OBJECTIVE —
List each line of the data that holds the word "frac".

== RECORDS SHOWN ==

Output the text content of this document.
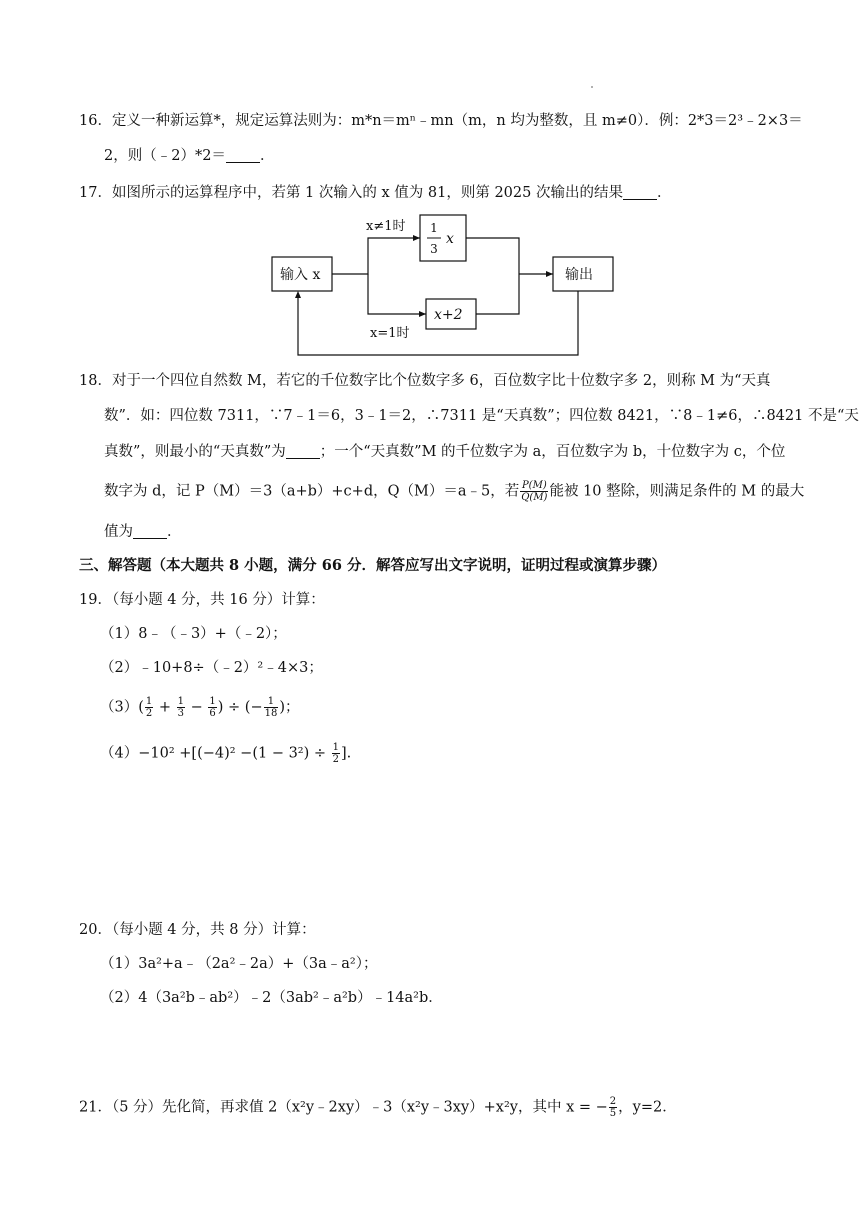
16．定义一种新运算*，规定运算法则为：m*n＝mⁿ﹣mn（m，n 均为整数，且 m≠0）．例：2*3＝2³﹣2×3＝
2，则（﹣2）*2＝ ．
17．如图所示的运算程序中，若第 1 次输入的 x 值为 81，则第 2025 次输出的结果 ．
输入 x	输出
x≠1时
x=1时
1
3
x
x+2
18．对于一个四位自然数 M，若它的千位数字比个位数字多 6，百位数字比十位数字多 2，则称 M 为“天真
数”．如：四位数 7311，∵7﹣1＝6，3﹣1＝2，∴7311 是“天真数”；四位数 8421，∵8﹣1≠6，∴8421 不是“天
真数”，则最小的“天真数”为 ；一个“天真数”M 的千位数字为 a，百位数字为 b，十位数字为 c，个位
数字为 d，记 P（M）＝3（a+b）+c+d，Q（M）＝a﹣5，若 $\frac{P(M)}{Q(M)}$ 能被 10 整除，则满足条件的 M 的最大
值为 ．
三、解答题（本大题共 8 小题，满分 66 分．解答应写出文字说明，证明过程或演算步骤）
19．（每小题 4 分，共 16 分）计算：
（1）8﹣（﹣3）+（﹣2）；
（2）﹣10+8÷（﹣2）²﹣4×3；
$(3)( \frac{1}{2} + \frac{1}{3} - \frac{1}{6}$ ) ÷ (− $\frac{1}{18}$ )；
$(4)-10^2 +[(-4)^2 -(1 - 3^2) \div \frac{1}{2}$ ].
20．（每小题 4 分，共 8 分）计算：
（1）3a²+a﹣（2a²﹣2a）+（3a﹣a²）；
（2）4（3a²b﹣ab²）﹣2（3ab²﹣a²b）﹣14a²b．
21．（5 分）先化简，再求值 2（x²y﹣2xy）﹣3（x²y﹣3xy）+x²y，其中 x = − $\frac{2}{5}$ ，y=2．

===

EXERCISE SOLUTION —
数字为 d，记 P（M）＝3（a+b）+c+d，Q（M）＝a﹣5，若 $\frac{P(M)}{Q(M)}$ 能被 10 整除，则满足条件的 M 的最大
$(3)( \frac{1}{2} + \frac{1}{3} - \frac{1}{6}$ ) ÷ (− $\frac{1}{18}$ )；
$(4)-10^2 +[(-4)^2 -(1 - 3^2) \div \frac{1}{2}$ ].
21．（5 分）先化简，再求值 2（x²y﹣2xy）﹣3（x²y﹣3xy）+x²y，其中 x = − $\frac{2}{5}$ ，y=2．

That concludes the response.